Exercise requirements ▸
For the material that follows, list every line containing the word "shown".

Collected data entries:

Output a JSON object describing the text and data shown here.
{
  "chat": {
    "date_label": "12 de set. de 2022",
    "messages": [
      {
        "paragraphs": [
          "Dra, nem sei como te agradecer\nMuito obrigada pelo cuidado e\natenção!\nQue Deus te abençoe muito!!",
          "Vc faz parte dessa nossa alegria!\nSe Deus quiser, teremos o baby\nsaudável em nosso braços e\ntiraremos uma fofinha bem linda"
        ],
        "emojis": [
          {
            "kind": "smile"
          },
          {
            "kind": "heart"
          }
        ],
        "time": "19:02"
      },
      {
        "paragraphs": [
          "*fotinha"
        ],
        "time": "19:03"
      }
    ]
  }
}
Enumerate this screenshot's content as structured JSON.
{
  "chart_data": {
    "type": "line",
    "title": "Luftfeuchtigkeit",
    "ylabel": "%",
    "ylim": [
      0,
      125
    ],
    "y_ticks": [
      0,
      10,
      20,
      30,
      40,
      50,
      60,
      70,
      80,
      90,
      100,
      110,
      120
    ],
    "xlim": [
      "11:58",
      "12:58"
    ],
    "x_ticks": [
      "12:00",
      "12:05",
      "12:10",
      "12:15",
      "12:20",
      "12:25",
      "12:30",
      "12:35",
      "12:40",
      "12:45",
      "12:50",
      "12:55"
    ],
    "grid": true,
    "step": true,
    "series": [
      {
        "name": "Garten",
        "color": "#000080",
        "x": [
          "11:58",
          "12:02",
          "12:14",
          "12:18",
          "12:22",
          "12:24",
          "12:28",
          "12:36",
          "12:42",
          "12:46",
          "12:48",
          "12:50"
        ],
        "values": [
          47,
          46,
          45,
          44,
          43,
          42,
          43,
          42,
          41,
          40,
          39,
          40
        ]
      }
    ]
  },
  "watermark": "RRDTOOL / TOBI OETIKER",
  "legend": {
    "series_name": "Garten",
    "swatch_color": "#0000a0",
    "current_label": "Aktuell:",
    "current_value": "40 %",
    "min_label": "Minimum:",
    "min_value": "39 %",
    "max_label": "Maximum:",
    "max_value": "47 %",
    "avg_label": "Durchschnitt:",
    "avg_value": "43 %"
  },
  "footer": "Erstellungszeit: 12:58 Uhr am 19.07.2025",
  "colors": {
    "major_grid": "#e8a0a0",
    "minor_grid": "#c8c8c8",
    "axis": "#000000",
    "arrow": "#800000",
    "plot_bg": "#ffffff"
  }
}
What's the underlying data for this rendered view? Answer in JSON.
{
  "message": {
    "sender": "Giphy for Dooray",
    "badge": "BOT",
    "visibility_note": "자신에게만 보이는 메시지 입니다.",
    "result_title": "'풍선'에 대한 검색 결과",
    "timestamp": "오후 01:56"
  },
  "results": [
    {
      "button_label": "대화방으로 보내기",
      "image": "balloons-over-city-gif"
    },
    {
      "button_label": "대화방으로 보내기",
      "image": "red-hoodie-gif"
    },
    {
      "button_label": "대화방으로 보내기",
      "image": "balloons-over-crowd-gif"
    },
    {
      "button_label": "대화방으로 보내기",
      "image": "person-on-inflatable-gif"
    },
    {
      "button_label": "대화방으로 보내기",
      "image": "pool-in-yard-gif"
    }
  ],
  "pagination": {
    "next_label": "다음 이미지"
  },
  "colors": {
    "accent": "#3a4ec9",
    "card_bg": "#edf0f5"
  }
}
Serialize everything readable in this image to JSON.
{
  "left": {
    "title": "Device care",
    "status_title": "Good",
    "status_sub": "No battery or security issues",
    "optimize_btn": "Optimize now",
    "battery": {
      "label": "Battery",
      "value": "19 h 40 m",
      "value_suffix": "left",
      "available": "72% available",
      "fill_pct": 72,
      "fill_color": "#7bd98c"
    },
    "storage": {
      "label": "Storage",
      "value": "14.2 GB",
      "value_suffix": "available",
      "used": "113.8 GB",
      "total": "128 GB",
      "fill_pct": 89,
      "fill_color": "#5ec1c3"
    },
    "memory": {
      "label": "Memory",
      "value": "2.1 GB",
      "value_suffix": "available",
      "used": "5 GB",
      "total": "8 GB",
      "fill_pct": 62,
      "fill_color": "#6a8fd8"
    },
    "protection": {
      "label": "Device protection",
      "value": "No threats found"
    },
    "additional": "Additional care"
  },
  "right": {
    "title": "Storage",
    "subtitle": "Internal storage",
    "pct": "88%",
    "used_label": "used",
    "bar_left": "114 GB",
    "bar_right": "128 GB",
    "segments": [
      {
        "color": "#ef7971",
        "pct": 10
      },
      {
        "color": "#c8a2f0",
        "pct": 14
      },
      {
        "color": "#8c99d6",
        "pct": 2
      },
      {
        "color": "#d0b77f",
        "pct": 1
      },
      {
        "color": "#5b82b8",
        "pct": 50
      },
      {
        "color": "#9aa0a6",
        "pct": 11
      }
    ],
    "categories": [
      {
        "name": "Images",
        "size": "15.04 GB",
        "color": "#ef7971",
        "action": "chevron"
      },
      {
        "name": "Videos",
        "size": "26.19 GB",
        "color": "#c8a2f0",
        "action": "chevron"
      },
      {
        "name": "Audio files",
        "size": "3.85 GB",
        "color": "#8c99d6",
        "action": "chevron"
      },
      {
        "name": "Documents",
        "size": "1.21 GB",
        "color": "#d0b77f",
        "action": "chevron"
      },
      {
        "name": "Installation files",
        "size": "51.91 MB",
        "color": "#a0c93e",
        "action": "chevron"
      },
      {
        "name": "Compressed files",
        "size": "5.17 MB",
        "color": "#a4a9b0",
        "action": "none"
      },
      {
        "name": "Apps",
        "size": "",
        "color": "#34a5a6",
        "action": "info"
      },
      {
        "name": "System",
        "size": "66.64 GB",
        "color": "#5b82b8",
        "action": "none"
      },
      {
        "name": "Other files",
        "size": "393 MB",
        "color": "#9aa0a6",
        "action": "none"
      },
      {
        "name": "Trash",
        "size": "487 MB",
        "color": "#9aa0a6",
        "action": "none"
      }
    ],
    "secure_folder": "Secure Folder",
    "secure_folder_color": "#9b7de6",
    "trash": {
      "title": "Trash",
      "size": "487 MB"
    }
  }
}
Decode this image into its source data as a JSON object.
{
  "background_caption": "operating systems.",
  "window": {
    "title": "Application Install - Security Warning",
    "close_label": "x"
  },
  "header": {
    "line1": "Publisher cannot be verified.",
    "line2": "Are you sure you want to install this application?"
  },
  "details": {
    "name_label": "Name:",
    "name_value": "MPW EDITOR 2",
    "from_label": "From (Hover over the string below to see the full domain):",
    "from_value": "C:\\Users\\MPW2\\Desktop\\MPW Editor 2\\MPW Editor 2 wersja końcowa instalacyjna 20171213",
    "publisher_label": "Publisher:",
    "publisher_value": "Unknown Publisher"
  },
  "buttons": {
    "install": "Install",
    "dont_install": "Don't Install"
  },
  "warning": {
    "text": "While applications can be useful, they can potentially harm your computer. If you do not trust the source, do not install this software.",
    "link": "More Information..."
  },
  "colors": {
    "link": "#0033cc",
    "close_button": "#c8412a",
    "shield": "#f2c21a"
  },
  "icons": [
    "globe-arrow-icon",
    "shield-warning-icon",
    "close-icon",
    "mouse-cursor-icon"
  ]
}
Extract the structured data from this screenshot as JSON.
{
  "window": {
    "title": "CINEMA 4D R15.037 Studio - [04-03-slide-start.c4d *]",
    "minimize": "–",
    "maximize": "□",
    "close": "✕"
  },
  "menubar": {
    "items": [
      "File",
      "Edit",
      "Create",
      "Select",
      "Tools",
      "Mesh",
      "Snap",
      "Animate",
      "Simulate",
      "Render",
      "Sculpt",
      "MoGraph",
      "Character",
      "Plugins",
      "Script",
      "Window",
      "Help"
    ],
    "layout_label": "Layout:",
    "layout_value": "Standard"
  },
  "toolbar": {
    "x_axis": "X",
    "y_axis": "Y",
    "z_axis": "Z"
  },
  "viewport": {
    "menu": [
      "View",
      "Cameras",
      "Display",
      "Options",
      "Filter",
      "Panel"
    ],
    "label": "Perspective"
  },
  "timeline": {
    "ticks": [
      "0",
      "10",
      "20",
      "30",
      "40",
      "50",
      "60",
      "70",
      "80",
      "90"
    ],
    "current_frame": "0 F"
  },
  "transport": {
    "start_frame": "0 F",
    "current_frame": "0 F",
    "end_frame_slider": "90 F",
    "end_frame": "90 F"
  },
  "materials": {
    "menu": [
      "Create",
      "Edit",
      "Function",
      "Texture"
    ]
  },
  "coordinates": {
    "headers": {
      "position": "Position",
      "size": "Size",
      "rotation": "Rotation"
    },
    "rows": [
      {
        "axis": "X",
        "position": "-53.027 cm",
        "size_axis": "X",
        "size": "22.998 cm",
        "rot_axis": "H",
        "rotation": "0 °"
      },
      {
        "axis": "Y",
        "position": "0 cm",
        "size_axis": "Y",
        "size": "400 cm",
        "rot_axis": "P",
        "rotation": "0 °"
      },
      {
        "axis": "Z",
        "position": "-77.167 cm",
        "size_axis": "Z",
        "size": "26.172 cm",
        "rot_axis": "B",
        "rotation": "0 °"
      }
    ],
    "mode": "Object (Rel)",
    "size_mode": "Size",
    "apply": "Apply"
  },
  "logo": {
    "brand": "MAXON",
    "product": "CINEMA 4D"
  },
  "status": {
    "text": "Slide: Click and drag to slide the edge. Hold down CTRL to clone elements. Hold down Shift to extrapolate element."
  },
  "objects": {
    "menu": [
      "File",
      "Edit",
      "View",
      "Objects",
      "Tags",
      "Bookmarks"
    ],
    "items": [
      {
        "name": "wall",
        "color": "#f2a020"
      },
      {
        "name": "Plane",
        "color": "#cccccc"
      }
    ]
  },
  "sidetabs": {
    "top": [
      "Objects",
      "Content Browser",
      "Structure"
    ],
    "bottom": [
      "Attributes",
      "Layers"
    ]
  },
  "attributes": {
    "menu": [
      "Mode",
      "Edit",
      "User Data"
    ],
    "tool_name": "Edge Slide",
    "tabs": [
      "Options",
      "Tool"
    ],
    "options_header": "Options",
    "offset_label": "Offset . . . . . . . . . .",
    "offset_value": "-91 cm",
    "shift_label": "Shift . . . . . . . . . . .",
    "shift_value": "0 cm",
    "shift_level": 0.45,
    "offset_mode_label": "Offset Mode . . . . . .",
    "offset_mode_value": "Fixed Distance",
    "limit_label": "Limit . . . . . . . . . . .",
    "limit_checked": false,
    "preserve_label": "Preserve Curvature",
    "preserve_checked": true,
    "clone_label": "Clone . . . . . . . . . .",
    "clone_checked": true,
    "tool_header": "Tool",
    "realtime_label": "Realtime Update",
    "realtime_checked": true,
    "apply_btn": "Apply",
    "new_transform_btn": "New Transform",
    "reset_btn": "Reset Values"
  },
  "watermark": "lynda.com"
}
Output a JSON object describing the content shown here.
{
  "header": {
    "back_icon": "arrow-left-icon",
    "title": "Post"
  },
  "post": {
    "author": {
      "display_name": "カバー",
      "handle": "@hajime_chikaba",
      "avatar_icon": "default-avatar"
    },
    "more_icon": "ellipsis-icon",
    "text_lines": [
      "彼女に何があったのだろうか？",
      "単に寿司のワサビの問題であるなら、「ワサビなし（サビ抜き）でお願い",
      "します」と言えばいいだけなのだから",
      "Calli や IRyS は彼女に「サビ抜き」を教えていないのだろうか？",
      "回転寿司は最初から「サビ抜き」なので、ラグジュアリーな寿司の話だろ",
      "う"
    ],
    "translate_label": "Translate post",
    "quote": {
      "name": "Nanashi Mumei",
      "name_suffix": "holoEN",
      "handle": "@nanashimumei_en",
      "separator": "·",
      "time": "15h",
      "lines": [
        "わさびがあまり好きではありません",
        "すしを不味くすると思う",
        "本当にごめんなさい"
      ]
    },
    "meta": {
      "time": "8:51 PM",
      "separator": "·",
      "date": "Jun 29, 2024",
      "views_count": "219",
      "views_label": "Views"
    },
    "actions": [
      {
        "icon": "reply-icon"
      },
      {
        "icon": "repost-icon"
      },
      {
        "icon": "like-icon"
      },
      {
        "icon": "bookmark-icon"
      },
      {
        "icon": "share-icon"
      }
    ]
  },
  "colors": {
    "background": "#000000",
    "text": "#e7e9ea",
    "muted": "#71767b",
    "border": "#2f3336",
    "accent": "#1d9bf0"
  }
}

Final answer ▸
Output a JSON object describing the text and data shown here.
Output a JSON object describing the content shown here.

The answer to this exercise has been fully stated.